## START

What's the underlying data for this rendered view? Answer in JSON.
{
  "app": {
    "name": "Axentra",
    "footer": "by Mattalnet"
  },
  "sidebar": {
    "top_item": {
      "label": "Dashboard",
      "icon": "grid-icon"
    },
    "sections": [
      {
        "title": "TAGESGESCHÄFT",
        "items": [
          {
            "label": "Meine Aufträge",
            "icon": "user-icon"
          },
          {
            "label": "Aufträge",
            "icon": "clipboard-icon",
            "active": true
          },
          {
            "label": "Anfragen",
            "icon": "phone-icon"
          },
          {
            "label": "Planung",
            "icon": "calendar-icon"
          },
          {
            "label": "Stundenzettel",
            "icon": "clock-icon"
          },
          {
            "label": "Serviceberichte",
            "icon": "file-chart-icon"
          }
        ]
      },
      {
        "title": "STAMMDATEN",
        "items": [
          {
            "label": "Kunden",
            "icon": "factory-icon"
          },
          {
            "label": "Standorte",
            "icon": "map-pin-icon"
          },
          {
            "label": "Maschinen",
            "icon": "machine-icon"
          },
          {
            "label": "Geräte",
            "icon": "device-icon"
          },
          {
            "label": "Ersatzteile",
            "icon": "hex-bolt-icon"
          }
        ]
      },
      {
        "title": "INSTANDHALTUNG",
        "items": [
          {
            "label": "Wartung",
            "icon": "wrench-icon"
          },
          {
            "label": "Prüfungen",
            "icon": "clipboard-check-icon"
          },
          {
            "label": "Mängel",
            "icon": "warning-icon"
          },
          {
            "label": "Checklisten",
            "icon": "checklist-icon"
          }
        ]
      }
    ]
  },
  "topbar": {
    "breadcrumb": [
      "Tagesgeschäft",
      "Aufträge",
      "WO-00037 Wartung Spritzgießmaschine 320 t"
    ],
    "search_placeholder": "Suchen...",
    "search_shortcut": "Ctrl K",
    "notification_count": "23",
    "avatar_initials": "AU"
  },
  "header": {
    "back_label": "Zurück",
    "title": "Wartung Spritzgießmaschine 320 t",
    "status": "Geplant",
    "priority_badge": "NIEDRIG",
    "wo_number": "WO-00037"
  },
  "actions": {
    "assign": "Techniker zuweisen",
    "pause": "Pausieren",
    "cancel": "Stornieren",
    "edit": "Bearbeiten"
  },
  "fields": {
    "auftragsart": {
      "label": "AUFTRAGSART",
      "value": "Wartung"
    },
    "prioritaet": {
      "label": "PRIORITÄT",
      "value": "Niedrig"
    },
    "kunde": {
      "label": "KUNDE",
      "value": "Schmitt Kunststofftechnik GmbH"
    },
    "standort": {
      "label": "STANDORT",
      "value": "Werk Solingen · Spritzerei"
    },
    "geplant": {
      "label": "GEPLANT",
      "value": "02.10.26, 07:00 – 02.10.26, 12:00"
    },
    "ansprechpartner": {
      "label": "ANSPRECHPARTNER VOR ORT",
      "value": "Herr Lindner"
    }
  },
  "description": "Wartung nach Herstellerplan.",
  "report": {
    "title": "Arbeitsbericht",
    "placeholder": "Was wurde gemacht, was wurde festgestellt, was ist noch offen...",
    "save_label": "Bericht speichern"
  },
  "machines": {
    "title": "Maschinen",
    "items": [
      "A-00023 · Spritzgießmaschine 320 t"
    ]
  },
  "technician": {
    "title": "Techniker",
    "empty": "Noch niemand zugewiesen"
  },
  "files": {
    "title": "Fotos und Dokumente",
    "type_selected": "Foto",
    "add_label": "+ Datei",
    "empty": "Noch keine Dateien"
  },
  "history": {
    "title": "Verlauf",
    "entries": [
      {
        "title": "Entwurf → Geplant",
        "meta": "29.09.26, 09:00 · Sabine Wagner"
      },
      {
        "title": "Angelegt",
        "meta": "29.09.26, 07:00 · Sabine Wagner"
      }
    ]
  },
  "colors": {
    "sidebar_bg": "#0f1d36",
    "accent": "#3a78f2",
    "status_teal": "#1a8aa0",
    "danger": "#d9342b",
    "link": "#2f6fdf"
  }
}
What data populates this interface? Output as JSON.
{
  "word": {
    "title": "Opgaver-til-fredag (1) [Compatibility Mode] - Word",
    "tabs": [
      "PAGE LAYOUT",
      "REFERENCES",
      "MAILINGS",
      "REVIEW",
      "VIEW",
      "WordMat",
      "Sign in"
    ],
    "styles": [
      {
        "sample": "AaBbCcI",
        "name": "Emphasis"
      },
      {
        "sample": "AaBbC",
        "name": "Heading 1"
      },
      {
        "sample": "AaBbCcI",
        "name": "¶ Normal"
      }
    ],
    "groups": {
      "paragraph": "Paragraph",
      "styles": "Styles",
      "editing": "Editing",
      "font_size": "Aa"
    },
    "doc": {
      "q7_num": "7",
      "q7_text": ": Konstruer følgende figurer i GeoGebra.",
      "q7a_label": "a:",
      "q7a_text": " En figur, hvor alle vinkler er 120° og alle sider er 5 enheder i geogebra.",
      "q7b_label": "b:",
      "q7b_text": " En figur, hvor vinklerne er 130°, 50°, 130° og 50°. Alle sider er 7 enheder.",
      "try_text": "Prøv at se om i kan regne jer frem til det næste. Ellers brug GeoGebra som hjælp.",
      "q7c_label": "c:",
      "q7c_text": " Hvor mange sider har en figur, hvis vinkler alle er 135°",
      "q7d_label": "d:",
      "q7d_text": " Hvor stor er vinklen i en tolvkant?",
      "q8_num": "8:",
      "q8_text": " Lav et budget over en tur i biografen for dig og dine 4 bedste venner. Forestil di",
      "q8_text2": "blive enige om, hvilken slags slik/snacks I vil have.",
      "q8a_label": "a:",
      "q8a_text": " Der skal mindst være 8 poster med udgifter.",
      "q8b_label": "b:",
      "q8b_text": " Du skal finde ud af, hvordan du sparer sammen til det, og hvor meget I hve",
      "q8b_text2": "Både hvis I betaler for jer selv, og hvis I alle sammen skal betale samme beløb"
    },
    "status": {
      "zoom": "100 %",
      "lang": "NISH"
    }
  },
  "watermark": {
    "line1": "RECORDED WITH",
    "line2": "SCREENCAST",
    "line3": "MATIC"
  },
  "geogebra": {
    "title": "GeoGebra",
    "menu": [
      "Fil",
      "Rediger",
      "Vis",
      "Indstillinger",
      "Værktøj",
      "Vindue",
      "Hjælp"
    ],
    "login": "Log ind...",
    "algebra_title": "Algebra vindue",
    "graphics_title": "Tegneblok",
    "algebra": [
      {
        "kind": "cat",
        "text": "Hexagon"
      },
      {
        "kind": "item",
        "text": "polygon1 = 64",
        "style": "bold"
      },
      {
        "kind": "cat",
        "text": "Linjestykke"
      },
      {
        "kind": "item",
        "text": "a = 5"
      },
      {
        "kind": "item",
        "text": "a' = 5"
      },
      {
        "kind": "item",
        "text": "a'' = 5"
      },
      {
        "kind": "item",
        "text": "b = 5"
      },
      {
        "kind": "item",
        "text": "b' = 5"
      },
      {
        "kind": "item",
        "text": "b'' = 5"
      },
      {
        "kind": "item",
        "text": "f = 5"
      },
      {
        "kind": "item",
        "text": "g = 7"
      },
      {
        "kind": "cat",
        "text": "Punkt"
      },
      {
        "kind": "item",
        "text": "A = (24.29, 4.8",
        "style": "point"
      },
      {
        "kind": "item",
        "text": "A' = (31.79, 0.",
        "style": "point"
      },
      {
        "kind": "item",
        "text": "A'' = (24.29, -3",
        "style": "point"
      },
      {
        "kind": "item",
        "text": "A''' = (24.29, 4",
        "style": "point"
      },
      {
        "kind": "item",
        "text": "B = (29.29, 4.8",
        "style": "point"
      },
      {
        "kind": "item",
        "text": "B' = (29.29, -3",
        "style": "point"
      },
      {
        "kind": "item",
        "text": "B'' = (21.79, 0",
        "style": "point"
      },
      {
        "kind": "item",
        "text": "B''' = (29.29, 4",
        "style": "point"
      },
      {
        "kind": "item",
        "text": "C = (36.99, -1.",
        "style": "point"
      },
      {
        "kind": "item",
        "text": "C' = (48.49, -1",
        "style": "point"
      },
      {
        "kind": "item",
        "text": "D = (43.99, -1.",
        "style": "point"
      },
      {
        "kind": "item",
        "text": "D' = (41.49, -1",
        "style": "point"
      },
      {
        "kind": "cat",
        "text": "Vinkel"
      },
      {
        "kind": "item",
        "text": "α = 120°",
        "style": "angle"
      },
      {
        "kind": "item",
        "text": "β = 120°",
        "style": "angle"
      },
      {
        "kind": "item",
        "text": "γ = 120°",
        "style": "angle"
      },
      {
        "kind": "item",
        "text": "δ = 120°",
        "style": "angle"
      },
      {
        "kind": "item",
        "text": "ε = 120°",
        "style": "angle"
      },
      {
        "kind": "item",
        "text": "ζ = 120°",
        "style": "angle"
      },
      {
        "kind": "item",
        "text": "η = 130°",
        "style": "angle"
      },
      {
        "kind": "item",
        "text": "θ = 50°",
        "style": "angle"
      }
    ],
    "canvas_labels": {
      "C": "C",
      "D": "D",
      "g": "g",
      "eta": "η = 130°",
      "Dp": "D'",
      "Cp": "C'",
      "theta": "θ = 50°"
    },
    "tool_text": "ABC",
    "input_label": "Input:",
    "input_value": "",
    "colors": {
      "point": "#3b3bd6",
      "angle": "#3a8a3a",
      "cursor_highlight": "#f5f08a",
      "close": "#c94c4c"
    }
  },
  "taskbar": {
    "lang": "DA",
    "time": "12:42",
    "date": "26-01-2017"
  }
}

## END

> [THE REQUEST] Return all lines with the word "Spritzgießmaschine" in them.

> [REPLY]
      "WO-00037 Wartung Spritzgießmaschine 320 t"
    "title": "Wartung Spritzgießmaschine 320 t",
      "A-00023 · Spritzgießmaschine 320 t"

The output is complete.